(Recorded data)
((

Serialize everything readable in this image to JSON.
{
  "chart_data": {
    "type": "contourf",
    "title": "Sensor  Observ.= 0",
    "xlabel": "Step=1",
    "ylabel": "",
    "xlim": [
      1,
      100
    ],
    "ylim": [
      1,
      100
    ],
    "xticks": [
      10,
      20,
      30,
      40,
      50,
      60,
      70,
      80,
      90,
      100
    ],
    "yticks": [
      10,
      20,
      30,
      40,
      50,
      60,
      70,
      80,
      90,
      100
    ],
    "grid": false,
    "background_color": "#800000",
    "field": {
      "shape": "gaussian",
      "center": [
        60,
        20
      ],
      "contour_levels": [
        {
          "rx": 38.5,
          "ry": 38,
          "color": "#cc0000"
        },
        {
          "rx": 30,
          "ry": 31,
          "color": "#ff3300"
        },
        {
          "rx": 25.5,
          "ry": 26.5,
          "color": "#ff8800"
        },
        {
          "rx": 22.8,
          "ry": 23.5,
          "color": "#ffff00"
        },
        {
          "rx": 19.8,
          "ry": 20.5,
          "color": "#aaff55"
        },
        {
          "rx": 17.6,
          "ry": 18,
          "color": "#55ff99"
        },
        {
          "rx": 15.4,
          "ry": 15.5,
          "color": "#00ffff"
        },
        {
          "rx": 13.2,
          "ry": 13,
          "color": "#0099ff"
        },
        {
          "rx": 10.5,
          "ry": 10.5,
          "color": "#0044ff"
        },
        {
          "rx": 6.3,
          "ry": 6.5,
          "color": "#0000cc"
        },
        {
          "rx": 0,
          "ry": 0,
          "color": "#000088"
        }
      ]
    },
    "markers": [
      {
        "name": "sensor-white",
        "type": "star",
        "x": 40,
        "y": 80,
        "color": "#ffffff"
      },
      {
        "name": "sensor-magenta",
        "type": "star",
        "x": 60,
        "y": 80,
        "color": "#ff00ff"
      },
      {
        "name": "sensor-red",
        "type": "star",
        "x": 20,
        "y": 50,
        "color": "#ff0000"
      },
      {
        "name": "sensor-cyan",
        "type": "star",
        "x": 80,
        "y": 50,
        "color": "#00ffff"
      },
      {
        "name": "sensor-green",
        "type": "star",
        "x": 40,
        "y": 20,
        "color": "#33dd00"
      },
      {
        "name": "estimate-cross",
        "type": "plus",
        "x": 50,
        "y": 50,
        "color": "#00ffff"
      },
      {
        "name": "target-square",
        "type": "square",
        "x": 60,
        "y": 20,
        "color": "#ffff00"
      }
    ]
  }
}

))

Please output the entire listing exactly as it stands.

Serialize everything readable in this image to JSON.
{
  "chart_data": {
    "type": "contourf",
    "title": "Sensor  Observ.= 0",
    "xlabel": "Step=1",
    "ylabel": "",
    "xlim": [
      1,
      100
    ],
    "ylim": [
      1,
      100
    ],
    "xticks": [
      10,
      20,
      30,
      40,
      50,
      60,
      70,
      80,
      90,
      100
    ],
    "yticks": [
      10,
      20,
      30,
      40,
      50,
      60,
      70,
      80,
      90,
      100
    ],
    "grid": false,
    "background_color": "#800000",
    "field": {
      "shape": "gaussian",
      "center": [
        60,
        20
      ],
      "contour_levels": [
        {
          "rx": 38.5,
          "ry": 38,
          "color": "#cc0000"
        },
        {
          "rx": 30,
          "ry": 31,
          "color": "#ff3300"
        },
        {
          "rx": 25.5,
          "ry": 26.5,
          "color": "#ff8800"
        },
        {
          "rx": 22.8,
          "ry": 23.5,
          "color": "#ffff00"
        },
        {
          "rx": 19.8,
          "ry": 20.5,
          "color": "#aaff55"
        },
        {
          "rx": 17.6,
          "ry": 18,
          "color": "#55ff99"
        },
        {
          "rx": 15.4,
          "ry": 15.5,
          "color": "#00ffff"
        },
        {
          "rx": 13.2,
          "ry": 13,
          "color": "#0099ff"
        },
        {
          "rx": 10.5,
          "ry": 10.5,
          "color": "#0044ff"
        },
        {
          "rx": 6.3,
          "ry": 6.5,
          "color": "#0000cc"
        },
        {
          "rx": 0,
          "ry": 0,
          "color": "#000088"
        }
      ]
    },
    "markers": [
      {
        "name": "sensor-white",
        "type": "star",
        "x": 40,
        "y": 80,
        "color": "#ffffff"
      },
      {
        "name": "sensor-magenta",
        "type": "star",
        "x": 60,
        "y": 80,
        "color": "#ff00ff"
      },
      {
        "name": "sensor-red",
        "type": "star",
        "x": 20,
        "y": 50,
        "color": "#ff0000"
      },
      {
        "name": "sensor-cyan",
        "type": "star",
        "x": 80,
        "y": 50,
        "color": "#00ffff"
      },
      {
        "name": "sensor-green",
        "type": "star",
        "x": 40,
        "y": 20,
        "color": "#33dd00"
      },
      {
        "name": "estimate-cross",
        "type": "plus",
        "x": 50,
        "y": 50,
        "color": "#00ffff"
      },
      {
        "name": "target-square",
        "type": "square",
        "x": 60,
        "y": 20,
        "color": "#ffff00"
      }
    ]
  }
}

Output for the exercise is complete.